### How to complete this task:
Lines with "screenshot" in them are to be located in the listing below and copied.

### Records to use:

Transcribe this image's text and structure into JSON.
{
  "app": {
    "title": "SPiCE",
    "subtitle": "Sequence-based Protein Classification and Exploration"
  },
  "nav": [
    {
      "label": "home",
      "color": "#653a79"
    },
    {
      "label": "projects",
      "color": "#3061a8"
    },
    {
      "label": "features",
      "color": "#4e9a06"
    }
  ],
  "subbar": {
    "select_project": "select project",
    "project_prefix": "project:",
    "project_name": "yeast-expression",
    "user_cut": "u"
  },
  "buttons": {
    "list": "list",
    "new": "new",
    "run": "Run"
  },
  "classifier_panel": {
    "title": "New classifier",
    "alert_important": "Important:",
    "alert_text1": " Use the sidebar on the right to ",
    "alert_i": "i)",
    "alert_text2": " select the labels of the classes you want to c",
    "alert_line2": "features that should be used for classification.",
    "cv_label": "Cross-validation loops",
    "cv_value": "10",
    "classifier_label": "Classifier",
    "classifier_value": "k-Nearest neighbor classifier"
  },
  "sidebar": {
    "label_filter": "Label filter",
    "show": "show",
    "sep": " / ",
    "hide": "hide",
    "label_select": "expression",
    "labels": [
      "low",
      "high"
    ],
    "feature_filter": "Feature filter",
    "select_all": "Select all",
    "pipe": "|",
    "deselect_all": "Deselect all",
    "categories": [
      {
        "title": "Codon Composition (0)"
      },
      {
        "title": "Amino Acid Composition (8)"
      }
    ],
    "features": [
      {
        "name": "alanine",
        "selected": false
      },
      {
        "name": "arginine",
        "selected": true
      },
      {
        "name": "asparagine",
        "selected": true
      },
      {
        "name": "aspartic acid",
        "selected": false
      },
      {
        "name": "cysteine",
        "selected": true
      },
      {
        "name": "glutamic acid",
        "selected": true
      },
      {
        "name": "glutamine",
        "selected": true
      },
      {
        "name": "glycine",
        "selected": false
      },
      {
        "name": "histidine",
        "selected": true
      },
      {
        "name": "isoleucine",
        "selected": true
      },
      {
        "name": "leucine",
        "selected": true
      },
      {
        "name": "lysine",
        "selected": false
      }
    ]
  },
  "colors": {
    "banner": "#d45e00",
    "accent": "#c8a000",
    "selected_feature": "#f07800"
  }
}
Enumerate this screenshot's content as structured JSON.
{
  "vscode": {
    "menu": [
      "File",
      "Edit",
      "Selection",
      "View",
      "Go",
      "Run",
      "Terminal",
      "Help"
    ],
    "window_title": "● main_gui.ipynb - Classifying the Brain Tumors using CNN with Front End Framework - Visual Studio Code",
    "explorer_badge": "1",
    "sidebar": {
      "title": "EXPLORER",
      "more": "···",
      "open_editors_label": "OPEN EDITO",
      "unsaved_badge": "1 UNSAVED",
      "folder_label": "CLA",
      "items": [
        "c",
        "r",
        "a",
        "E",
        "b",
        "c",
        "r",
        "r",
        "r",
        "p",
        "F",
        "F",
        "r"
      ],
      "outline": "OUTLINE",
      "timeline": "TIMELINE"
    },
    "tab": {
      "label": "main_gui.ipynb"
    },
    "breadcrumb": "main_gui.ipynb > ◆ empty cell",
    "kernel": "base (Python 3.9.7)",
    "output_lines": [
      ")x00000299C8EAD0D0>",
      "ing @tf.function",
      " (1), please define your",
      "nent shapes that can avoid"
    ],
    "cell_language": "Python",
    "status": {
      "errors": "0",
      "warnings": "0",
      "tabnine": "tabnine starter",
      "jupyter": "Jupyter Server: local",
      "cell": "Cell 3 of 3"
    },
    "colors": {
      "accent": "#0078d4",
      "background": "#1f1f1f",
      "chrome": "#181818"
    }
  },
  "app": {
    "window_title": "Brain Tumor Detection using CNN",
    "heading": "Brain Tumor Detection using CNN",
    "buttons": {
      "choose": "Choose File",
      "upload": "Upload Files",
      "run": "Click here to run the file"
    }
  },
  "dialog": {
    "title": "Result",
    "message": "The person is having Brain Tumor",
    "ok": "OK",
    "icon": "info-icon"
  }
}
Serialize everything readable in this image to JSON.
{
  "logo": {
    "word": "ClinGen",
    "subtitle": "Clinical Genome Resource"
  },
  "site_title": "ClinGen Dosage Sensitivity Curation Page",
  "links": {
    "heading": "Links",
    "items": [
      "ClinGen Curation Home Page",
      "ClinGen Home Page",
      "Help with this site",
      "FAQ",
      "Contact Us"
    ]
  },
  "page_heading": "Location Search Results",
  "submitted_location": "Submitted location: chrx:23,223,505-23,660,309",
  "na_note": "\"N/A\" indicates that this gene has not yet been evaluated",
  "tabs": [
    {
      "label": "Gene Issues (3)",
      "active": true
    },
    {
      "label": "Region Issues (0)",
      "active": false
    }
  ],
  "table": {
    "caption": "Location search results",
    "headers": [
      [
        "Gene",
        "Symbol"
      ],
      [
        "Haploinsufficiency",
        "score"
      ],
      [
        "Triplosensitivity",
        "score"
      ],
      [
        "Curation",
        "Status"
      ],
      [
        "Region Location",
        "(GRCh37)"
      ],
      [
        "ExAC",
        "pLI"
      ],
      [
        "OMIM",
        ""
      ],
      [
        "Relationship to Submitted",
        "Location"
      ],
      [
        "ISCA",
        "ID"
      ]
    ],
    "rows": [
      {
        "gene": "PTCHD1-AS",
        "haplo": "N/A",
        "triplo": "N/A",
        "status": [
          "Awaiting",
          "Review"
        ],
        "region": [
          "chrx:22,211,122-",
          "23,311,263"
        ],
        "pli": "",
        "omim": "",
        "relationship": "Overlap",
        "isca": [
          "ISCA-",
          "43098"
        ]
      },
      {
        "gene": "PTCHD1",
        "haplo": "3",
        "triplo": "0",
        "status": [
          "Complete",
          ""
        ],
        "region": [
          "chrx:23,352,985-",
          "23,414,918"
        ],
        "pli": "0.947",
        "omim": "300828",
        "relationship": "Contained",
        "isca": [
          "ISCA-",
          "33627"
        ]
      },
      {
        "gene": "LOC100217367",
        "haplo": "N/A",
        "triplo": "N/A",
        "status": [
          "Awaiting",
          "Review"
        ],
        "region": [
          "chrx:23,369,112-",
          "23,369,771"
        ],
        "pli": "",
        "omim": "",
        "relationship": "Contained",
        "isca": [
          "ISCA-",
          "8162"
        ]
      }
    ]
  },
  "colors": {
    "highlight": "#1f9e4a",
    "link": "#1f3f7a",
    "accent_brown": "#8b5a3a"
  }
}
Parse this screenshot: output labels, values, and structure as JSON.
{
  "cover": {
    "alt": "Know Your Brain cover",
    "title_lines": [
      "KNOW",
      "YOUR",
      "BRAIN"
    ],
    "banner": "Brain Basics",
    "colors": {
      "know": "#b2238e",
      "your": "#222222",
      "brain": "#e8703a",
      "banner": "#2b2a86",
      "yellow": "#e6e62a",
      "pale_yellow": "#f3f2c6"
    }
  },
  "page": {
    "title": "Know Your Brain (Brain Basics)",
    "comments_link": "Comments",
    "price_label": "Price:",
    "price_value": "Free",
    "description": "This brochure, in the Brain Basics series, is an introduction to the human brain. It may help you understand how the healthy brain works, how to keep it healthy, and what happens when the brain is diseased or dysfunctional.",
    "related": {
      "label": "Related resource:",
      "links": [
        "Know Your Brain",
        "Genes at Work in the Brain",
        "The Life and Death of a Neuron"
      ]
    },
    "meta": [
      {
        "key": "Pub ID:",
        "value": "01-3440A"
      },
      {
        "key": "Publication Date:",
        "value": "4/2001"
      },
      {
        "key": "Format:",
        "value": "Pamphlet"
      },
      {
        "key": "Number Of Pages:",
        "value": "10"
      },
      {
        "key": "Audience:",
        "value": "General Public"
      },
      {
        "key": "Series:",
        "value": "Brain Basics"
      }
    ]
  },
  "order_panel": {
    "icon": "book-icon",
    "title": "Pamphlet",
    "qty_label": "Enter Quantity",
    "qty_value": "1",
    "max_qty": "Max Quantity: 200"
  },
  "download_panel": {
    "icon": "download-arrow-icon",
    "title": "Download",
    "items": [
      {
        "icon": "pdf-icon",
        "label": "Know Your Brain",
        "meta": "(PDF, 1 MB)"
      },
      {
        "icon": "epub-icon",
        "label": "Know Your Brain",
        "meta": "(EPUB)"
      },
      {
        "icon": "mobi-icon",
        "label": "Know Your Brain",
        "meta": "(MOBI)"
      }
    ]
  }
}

### Result of the exercise:
Enumerate this screenshot's content as structured JSON.
Parse this screenshot: output labels, values, and structure as JSON.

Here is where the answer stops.